STATED GOAL ▸ Report all lines holding "data".

RECORDS FOR THIS TASK ▸
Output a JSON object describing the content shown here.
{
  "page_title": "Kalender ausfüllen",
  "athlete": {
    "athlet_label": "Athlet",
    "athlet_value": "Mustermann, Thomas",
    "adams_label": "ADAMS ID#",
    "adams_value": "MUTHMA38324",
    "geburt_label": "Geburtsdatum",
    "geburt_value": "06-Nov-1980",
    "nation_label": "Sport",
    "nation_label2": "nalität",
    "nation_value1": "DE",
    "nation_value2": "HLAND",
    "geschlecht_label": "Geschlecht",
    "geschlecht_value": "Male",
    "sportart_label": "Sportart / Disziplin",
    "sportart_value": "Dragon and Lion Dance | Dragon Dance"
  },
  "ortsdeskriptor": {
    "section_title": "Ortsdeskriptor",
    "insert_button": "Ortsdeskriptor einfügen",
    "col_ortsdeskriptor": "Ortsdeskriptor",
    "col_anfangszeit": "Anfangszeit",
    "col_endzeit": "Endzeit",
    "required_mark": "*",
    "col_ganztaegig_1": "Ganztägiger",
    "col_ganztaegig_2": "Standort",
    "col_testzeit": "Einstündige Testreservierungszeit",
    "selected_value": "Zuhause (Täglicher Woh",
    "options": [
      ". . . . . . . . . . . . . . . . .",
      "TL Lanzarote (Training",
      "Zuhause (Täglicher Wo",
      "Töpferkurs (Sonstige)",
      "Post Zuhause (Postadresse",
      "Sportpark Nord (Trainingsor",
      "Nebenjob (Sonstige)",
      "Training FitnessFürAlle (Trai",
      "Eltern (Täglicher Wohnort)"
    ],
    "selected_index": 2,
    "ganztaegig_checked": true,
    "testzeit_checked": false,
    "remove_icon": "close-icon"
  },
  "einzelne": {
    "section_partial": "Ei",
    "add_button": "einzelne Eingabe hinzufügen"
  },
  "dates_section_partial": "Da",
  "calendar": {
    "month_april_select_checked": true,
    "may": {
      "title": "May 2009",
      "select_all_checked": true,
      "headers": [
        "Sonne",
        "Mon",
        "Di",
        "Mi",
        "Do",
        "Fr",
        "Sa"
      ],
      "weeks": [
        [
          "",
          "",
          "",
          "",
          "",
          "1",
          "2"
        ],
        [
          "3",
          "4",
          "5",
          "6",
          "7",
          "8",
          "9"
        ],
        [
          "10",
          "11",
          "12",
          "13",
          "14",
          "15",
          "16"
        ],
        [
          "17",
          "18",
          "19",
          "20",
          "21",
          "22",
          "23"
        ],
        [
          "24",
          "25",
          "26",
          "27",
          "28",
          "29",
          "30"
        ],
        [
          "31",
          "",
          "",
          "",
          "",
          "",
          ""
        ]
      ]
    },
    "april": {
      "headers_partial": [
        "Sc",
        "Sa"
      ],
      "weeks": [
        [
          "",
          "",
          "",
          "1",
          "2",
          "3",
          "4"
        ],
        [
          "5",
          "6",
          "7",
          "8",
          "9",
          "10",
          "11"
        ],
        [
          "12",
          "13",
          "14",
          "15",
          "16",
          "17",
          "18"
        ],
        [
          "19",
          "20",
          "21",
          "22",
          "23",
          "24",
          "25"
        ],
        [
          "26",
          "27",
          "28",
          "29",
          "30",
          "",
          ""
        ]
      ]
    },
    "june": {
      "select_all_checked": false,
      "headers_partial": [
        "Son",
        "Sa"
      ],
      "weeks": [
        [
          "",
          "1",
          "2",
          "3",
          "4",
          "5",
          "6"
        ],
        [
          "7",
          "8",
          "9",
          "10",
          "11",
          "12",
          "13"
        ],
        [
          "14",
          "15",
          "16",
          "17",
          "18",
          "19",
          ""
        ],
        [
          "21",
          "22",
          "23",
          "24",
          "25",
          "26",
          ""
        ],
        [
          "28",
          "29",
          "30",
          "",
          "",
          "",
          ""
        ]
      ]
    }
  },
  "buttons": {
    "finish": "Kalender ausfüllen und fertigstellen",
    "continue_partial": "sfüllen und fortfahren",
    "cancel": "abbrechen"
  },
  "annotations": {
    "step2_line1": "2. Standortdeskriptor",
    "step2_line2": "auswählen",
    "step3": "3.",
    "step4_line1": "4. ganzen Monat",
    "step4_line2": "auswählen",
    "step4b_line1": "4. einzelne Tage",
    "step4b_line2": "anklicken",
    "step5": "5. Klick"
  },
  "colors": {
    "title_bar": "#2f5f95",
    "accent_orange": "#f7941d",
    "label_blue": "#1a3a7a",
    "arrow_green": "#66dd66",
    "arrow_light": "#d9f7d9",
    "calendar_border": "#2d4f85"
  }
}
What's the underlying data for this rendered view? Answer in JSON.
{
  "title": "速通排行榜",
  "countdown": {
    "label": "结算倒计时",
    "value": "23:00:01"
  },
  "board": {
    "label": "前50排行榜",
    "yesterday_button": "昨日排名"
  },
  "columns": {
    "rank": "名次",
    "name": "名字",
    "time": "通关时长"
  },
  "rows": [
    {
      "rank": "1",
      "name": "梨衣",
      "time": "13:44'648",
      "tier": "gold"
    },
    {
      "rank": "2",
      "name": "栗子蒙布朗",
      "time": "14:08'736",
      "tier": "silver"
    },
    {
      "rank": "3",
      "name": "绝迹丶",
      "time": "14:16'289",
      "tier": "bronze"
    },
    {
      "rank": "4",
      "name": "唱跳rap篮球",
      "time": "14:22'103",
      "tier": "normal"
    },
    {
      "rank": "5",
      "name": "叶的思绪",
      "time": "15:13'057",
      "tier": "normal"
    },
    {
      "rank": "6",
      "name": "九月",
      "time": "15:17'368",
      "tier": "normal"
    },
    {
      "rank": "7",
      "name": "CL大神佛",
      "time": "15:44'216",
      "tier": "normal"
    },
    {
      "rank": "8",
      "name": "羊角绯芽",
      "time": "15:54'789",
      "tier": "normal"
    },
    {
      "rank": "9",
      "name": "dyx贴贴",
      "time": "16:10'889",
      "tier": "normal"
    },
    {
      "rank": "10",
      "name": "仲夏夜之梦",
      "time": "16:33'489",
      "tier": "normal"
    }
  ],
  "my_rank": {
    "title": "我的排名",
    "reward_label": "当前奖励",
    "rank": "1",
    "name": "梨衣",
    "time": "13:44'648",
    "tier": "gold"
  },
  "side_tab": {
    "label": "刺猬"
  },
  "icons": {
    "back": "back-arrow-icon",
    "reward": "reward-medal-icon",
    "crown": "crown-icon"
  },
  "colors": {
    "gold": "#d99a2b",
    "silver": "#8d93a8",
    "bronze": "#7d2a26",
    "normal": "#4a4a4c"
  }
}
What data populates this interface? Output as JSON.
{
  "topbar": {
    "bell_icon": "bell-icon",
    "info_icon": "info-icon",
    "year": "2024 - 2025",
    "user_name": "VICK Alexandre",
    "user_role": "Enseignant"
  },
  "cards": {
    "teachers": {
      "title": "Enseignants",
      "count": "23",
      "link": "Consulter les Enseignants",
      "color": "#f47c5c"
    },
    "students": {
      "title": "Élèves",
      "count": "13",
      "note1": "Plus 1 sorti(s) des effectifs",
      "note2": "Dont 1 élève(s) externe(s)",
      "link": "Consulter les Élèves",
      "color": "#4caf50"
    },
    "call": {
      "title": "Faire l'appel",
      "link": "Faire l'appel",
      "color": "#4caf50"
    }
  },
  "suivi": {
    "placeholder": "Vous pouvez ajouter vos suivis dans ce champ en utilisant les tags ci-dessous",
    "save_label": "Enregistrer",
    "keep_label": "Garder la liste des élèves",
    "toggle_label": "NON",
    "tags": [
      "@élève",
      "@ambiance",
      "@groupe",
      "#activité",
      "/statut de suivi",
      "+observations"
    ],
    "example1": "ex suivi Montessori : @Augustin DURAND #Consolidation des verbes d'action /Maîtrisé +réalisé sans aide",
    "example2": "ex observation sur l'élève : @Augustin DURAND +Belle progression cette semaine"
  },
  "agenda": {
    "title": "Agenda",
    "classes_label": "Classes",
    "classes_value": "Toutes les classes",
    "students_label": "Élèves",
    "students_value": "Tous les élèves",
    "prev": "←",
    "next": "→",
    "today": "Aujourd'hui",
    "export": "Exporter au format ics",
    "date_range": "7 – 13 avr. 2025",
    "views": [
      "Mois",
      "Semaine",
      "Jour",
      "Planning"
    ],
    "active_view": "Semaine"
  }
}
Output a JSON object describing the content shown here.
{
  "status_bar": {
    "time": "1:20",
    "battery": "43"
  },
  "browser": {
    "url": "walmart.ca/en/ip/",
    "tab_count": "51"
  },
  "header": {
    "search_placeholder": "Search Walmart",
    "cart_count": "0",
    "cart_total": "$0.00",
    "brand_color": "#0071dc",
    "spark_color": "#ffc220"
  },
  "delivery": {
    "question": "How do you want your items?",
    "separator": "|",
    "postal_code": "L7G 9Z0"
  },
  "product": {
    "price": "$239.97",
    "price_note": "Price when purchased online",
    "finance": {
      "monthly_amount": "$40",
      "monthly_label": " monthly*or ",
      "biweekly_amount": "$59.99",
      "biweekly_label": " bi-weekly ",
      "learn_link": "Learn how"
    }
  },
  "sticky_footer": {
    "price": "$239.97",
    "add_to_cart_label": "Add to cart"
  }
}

RESULT FOR THIS EXERCISE ▸
What's the underlying data for this rendered view? Answer in JSON.
What data populates this interface? Output as JSON.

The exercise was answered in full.